[Recorded data]
————————
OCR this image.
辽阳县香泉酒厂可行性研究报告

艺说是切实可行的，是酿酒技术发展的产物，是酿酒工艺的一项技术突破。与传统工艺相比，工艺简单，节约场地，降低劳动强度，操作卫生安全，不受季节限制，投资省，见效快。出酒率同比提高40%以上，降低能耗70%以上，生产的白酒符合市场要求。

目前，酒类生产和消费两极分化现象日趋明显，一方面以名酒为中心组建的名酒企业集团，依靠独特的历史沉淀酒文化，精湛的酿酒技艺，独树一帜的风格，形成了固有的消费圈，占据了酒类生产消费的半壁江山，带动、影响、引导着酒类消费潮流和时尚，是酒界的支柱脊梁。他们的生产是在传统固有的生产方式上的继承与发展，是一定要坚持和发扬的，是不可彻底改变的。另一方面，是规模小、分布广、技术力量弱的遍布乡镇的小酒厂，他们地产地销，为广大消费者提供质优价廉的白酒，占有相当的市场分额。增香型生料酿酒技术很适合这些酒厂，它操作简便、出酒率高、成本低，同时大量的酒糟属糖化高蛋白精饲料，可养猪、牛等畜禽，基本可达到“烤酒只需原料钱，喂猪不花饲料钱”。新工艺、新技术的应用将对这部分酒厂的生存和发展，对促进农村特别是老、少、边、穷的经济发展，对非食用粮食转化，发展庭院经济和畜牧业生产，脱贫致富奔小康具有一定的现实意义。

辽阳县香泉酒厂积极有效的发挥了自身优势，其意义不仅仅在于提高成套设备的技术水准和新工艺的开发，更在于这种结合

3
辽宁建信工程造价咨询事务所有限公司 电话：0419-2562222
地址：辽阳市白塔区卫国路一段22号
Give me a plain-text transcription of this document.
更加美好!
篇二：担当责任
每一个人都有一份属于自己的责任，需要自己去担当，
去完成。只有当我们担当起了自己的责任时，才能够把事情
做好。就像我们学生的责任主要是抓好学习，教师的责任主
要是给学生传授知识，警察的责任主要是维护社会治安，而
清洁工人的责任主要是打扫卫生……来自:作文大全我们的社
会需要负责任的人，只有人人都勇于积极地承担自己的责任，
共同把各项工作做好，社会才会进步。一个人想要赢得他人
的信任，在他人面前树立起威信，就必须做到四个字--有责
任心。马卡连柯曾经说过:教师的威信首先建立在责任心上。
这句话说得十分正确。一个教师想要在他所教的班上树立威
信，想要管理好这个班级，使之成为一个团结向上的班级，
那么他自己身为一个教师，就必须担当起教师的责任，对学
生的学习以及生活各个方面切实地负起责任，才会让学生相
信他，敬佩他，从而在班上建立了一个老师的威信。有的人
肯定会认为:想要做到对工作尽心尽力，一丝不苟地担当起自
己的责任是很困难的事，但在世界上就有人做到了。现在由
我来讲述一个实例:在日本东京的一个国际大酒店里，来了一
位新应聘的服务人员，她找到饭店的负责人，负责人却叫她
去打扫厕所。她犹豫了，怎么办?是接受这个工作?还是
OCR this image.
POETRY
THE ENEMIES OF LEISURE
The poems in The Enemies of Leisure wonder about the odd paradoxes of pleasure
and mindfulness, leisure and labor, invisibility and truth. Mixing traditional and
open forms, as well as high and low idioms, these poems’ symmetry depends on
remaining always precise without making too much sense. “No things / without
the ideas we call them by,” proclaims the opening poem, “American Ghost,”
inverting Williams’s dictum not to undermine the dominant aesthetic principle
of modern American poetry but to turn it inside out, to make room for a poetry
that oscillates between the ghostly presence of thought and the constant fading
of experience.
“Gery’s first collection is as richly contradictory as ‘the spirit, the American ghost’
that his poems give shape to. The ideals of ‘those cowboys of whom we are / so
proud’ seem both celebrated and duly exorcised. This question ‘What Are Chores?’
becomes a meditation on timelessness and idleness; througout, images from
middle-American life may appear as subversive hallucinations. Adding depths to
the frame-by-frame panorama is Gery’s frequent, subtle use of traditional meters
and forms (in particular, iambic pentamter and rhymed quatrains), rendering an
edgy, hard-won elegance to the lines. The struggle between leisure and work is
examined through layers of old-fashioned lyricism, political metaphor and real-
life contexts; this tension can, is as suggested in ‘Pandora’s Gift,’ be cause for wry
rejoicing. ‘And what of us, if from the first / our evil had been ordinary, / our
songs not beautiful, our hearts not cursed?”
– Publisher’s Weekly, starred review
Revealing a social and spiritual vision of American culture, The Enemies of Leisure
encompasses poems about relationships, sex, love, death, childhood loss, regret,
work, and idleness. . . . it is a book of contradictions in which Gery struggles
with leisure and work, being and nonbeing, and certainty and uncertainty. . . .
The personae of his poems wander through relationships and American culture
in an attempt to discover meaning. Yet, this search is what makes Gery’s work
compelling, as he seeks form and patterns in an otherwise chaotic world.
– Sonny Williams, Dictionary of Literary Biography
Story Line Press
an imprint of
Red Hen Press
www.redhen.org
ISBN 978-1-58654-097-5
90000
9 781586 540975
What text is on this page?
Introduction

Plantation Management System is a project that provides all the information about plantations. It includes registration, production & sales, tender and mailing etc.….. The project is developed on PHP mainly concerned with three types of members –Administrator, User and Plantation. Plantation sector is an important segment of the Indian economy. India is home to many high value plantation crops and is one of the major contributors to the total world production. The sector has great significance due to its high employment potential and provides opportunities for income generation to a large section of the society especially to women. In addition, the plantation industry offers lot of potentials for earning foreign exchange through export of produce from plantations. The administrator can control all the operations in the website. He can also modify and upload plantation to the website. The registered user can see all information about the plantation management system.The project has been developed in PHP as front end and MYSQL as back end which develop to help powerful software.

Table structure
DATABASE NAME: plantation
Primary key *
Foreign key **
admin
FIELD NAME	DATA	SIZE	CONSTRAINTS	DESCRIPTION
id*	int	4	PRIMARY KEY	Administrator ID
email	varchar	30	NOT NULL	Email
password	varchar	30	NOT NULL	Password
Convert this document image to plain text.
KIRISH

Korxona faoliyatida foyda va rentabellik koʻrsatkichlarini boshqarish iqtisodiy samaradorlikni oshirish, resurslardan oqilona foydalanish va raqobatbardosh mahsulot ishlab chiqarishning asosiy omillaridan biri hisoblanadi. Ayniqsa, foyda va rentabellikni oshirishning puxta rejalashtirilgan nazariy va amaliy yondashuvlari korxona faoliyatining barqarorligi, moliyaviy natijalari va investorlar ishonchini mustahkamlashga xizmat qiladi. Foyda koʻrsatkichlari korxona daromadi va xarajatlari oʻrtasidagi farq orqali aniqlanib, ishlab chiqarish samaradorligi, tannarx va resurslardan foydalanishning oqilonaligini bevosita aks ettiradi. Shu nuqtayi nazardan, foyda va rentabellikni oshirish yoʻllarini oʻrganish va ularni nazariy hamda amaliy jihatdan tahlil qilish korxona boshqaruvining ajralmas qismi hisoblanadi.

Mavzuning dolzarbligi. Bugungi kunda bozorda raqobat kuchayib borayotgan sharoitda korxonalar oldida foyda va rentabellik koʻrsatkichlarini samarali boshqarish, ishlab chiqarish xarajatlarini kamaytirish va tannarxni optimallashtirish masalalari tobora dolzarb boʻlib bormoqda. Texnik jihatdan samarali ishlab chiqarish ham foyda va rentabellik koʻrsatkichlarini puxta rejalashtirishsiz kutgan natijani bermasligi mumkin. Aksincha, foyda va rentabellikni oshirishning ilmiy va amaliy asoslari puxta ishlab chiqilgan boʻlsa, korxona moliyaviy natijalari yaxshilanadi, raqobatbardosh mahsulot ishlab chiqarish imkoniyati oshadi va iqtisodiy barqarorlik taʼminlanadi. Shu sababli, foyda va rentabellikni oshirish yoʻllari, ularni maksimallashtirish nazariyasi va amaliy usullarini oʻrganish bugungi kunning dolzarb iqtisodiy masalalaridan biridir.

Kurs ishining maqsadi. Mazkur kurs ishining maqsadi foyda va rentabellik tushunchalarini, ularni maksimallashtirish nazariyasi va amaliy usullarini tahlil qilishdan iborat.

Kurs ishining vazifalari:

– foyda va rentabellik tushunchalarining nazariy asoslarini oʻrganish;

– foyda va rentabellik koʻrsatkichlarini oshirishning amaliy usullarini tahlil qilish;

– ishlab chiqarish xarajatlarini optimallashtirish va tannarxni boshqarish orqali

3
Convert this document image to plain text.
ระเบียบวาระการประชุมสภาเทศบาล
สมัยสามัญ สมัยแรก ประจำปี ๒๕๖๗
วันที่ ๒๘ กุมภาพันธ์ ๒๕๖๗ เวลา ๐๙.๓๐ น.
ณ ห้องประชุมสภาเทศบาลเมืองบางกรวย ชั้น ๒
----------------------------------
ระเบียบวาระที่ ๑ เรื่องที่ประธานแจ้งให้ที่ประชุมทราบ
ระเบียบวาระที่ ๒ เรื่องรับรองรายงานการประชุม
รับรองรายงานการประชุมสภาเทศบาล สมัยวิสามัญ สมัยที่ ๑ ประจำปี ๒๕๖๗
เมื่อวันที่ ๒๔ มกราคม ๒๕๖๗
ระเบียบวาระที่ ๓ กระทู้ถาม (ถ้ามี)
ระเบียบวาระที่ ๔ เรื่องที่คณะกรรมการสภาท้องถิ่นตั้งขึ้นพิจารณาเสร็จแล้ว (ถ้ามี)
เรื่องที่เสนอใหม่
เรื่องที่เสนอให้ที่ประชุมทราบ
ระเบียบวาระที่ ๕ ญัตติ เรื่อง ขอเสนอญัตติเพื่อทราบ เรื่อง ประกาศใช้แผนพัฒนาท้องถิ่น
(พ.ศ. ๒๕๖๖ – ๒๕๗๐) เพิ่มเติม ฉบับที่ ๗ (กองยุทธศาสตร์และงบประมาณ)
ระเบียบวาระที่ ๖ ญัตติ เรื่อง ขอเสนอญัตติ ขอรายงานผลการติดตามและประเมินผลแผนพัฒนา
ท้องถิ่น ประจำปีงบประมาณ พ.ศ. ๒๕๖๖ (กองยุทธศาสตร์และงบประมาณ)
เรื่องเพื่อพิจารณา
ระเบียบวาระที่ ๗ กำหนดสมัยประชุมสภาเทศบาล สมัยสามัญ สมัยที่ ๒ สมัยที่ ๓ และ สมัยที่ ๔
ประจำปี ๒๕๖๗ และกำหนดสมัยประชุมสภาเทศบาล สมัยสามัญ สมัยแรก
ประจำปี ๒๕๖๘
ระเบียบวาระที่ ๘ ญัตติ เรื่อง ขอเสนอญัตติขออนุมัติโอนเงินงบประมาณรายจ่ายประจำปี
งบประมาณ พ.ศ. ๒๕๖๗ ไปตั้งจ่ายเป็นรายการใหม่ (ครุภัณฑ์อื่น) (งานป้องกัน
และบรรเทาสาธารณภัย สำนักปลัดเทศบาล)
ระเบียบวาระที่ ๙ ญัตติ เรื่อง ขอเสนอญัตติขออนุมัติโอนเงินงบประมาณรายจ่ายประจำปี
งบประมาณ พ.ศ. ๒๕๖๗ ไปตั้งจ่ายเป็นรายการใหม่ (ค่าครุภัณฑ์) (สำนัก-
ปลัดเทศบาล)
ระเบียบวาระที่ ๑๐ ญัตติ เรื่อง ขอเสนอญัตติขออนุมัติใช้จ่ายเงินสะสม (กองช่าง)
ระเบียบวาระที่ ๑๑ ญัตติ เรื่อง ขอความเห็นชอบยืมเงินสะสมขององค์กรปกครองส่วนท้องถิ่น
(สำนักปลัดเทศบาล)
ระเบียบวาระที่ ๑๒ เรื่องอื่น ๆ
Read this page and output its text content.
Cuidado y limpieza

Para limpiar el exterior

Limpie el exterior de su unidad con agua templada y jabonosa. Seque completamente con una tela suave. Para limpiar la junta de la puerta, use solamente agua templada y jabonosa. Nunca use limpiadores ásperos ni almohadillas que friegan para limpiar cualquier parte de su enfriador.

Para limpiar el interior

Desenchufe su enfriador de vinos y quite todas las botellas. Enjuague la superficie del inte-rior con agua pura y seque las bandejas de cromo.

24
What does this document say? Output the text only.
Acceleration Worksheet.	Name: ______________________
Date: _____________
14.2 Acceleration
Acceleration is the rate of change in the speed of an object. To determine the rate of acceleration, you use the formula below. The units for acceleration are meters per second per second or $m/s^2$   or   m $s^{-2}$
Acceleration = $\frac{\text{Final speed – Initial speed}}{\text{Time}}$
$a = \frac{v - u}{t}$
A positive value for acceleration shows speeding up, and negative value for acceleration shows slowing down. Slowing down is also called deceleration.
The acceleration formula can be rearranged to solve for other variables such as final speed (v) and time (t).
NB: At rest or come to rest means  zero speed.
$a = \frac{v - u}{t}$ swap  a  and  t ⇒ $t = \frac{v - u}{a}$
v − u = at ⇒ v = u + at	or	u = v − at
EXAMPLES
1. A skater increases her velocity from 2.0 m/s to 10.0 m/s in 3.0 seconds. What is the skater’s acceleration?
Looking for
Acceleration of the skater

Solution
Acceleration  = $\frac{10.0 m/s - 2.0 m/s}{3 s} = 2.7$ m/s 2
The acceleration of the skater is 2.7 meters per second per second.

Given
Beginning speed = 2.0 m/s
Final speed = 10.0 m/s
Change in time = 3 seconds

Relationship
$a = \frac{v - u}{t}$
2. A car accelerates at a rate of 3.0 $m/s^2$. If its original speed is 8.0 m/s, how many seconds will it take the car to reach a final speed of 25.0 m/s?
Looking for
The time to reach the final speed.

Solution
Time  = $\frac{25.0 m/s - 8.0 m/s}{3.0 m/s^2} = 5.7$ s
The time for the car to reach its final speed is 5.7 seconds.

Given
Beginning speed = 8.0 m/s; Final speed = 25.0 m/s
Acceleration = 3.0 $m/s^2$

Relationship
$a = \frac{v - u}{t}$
————————
▶ _Written request_:
Using the records above, select and copy every line that has the word "idleness".

▶ _Complete response_:
becomes a meditation on timelessness and idleness; througout, images from
work, and idleness. . . . it is a book of contradictions in which Gery struggles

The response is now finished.